TASK DESCRIPTION
Copy the data word for word, keeping every line.

- - - - - - -

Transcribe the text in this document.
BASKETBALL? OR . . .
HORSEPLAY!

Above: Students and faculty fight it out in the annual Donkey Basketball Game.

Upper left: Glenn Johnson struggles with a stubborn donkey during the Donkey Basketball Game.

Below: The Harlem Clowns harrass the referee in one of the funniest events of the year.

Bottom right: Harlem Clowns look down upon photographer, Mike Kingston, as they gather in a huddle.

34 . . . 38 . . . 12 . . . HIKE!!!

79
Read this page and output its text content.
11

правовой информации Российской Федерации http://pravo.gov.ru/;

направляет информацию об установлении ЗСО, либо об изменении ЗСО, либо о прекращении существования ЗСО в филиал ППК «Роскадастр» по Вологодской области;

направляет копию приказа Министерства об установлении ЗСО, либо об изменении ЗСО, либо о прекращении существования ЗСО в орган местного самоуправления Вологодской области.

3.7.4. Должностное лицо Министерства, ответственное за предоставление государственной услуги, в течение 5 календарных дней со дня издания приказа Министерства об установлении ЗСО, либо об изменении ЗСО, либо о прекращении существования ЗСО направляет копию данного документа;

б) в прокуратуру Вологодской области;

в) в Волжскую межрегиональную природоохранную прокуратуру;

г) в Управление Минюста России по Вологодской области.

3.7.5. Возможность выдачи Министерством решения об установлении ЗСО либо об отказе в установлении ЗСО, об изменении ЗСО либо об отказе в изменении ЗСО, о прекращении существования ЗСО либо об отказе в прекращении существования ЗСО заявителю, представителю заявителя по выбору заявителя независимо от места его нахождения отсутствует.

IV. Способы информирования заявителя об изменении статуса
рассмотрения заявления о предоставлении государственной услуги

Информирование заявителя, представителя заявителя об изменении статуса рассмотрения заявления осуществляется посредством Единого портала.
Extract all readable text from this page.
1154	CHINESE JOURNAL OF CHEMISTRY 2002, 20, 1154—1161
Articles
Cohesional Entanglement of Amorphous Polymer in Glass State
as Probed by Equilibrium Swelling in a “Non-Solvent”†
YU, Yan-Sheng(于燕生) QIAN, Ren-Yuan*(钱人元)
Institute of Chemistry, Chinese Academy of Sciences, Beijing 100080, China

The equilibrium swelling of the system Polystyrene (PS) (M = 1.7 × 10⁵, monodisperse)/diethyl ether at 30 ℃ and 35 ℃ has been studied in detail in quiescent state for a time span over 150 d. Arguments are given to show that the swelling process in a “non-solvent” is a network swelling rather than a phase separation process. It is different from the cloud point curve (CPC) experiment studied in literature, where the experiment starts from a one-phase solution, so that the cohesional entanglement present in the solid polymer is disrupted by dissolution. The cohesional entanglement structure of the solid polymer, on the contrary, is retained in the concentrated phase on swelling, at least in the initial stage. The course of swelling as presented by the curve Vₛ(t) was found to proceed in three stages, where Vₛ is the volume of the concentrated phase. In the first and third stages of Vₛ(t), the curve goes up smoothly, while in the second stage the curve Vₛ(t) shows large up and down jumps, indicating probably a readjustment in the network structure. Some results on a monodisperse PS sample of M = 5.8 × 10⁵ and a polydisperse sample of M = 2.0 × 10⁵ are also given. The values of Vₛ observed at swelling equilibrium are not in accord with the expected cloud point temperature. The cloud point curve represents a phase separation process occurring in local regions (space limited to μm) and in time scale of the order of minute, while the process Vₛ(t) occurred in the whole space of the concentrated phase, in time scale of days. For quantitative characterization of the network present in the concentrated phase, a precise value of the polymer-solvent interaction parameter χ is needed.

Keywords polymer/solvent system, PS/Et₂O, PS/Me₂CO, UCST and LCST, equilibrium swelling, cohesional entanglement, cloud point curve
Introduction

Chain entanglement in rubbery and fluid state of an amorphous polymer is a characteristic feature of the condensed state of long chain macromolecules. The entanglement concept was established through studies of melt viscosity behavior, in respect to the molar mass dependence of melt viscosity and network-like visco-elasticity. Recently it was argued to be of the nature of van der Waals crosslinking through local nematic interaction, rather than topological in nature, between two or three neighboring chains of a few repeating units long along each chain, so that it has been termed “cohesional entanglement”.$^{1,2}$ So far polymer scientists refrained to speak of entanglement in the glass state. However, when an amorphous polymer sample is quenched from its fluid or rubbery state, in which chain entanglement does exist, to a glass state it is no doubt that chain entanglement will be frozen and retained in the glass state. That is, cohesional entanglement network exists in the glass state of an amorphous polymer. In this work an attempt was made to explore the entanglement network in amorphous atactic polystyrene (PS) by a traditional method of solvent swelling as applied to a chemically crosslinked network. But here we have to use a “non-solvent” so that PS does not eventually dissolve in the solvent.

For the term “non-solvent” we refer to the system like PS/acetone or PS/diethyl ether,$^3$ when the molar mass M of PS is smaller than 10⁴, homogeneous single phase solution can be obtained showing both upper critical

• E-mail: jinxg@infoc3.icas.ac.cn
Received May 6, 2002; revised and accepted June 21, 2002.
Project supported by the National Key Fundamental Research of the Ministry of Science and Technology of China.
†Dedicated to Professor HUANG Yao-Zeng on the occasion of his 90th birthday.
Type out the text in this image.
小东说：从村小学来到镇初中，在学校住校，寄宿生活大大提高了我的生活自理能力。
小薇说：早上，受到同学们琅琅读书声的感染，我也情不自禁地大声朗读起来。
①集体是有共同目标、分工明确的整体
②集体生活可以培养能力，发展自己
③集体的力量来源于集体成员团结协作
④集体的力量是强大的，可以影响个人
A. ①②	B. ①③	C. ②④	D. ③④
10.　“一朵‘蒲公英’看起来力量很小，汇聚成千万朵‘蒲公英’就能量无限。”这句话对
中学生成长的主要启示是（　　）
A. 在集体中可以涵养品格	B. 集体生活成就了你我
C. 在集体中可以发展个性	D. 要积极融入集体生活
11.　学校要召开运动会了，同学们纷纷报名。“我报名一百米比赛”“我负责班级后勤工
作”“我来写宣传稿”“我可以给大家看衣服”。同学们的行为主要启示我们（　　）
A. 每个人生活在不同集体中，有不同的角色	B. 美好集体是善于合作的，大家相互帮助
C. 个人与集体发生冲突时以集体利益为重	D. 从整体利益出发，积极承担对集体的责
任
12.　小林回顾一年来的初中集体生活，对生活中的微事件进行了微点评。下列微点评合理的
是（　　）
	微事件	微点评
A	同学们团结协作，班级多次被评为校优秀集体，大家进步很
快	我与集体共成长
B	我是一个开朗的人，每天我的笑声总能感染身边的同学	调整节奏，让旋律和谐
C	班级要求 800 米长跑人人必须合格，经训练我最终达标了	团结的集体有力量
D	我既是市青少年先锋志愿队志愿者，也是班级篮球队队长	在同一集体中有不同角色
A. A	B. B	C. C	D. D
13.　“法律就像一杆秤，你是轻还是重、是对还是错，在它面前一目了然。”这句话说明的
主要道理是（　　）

- - - - - - -

TASK SOLUTION
Transcribe the text in this document.
BASKETBALL? OR . . .
HORSEPLAY!

Above: Students and faculty fight it out in the annual Donkey Basketball Game.

Upper left: Glenn Johnson struggles with a stubborn donkey during the Donkey Basketball Game.

Below: The Harlem Clowns harrass the referee in one of the funniest events of the year.

Bottom right: Harlem Clowns look down upon photographer, Mike Kingston, as they gather in a huddle.

34 . . . 38 . . . 12 . . . HIKE!!!

79
Read this page and output its text content.
11

правовой информации Российской Федерации http://pravo.gov.ru/;

направляет информацию об установлении ЗСО, либо об изменении ЗСО, либо о прекращении существования ЗСО в филиал ППК «Роскадастр» по Вологодской области;

направляет копию приказа Министерства об установлении ЗСО, либо об изменении ЗСО, либо о прекращении существования ЗСО в орган местного самоуправления Вологодской области.

3.7.4. Должностное лицо Министерства, ответственное за предоставление государственной услуги, в течение 5 календарных дней со дня издания приказа Министерства об установлении ЗСО, либо об изменении ЗСО, либо о прекращении существования ЗСО направляет копию данного документа;

б) в прокуратуру Вологодской области;

в) в Волжскую межрегиональную природоохранную прокуратуру;

г) в Управление Минюста России по Вологодской области.

3.7.5. Возможность выдачи Министерством решения об установлении ЗСО либо об отказе в установлении ЗСО, об изменении ЗСО либо об отказе в изменении ЗСО, о прекращении существования ЗСО либо об отказе в прекращении существования ЗСО заявителю, представителю заявителя по выбору заявителя независимо от места его нахождения отсутствует.

IV. Способы информирования заявителя об изменении статуса
рассмотрения заявления о предоставлении государственной услуги

Информирование заявителя, представителя заявителя об изменении статуса рассмотрения заявления осуществляется посредством Единого портала.
Extract all readable text from this page.
1154	CHINESE JOURNAL OF CHEMISTRY 2002, 20, 1154—1161
Articles
Cohesional Entanglement of Amorphous Polymer in Glass State
as Probed by Equilibrium Swelling in a “Non-Solvent”†
YU, Yan-Sheng(于燕生) QIAN, Ren-Yuan*(钱人元)
Institute of Chemistry, Chinese Academy of Sciences, Beijing 100080, China

The equilibrium swelling of the system Polystyrene (PS) (M = 1.7 × 10⁵, monodisperse)/diethyl ether at 30 ℃ and 35 ℃ has been studied in detail in quiescent state for a time span over 150 d. Arguments are given to show that the swelling process in a “non-solvent” is a network swelling rather than a phase separation process. It is different from the cloud point curve (CPC) experiment studied in literature, where the experiment starts from a one-phase solution, so that the cohesional entanglement present in the solid polymer is disrupted by dissolution. The cohesional entanglement structure of the solid polymer, on the contrary, is retained in the concentrated phase on swelling, at least in the initial stage. The course of swelling as presented by the curve Vₛ(t) was found to proceed in three stages, where Vₛ is the volume of the concentrated phase. In the first and third stages of Vₛ(t), the curve goes up smoothly, while in the second stage the curve Vₛ(t) shows large up and down jumps, indicating probably a readjustment in the network structure. Some results on a monodisperse PS sample of M = 5.8 × 10⁵ and a polydisperse sample of M = 2.0 × 10⁵ are also given. The values of Vₛ observed at swelling equilibrium are not in accord with the expected cloud point temperature. The cloud point curve represents a phase separation process occurring in local regions (space limited to μm) and in time scale of the order of minute, while the process Vₛ(t) occurred in the whole space of the concentrated phase, in time scale of days. For quantitative characterization of the network present in the concentrated phase, a precise value of the polymer-solvent interaction parameter χ is needed.

Keywords polymer/solvent system, PS/Et₂O, PS/Me₂CO, UCST and LCST, equilibrium swelling, cohesional entanglement, cloud point curve
Introduction

Chain entanglement in rubbery and fluid state of an amorphous polymer is a characteristic feature of the condensed state of long chain macromolecules. The entanglement concept was established through studies of melt viscosity behavior, in respect to the molar mass dependence of melt viscosity and network-like visco-elasticity. Recently it was argued to be of the nature of van der Waals crosslinking through local nematic interaction, rather than topological in nature, between two or three neighboring chains of a few repeating units long along each chain, so that it has been termed “cohesional entanglement”.$^{1,2}$ So far polymer scientists refrained to speak of entanglement in the glass state. However, when an amorphous polymer sample is quenched from its fluid or rubbery state, in which chain entanglement does exist, to a glass state it is no doubt that chain entanglement will be frozen and retained in the glass state. That is, cohesional entanglement network exists in the glass state of an amorphous polymer. In this work an attempt was made to explore the entanglement network in amorphous atactic polystyrene (PS) by a traditional method of solvent swelling as applied to a chemically crosslinked network. But here we have to use a “non-solvent” so that PS does not eventually dissolve in the solvent.

For the term “non-solvent” we refer to the system like PS/acetone or PS/diethyl ether,$^3$ when the molar mass M of PS is smaller than 10⁴, homogeneous single phase solution can be obtained showing both upper critical

• E-mail: jinxg@infoc3.icas.ac.cn
Received May 6, 2002; revised and accepted June 21, 2002.
Project supported by the National Key Fundamental Research of the Ministry of Science and Technology of China.
†Dedicated to Professor HUANG Yao-Zeng on the occasion of his 90th birthday.
Type out the text in this image.
小东说：从村小学来到镇初中，在学校住校，寄宿生活大大提高了我的生活自理能力。
小薇说：早上，受到同学们琅琅读书声的感染，我也情不自禁地大声朗读起来。
①集体是有共同目标、分工明确的整体
②集体生活可以培养能力，发展自己
③集体的力量来源于集体成员团结协作
④集体的力量是强大的，可以影响个人
A. ①②	B. ①③	C. ②④	D. ③④
10.　“一朵‘蒲公英’看起来力量很小，汇聚成千万朵‘蒲公英’就能量无限。”这句话对
中学生成长的主要启示是（　　）
A. 在集体中可以涵养品格	B. 集体生活成就了你我
C. 在集体中可以发展个性	D. 要积极融入集体生活
11.　学校要召开运动会了，同学们纷纷报名。“我报名一百米比赛”“我负责班级后勤工
作”“我来写宣传稿”“我可以给大家看衣服”。同学们的行为主要启示我们（　　）
A. 每个人生活在不同集体中，有不同的角色	B. 美好集体是善于合作的，大家相互帮助
C. 个人与集体发生冲突时以集体利益为重	D. 从整体利益出发，积极承担对集体的责
任
12.　小林回顾一年来的初中集体生活，对生活中的微事件进行了微点评。下列微点评合理的
是（　　）
	微事件	微点评
A	同学们团结协作，班级多次被评为校优秀集体，大家进步很
快	我与集体共成长
B	我是一个开朗的人，每天我的笑声总能感染身边的同学	调整节奏，让旋律和谐
C	班级要求 800 米长跑人人必须合格，经训练我最终达标了	团结的集体有力量
D	我既是市青少年先锋志愿队志愿者，也是班级篮球队队长	在同一集体中有不同角色
A. A	B. B	C. C	D. D
13.　“法律就像一杆秤，你是轻还是重、是对还是错，在它面前一目了然。”这句话说明的
主要道理是（　　）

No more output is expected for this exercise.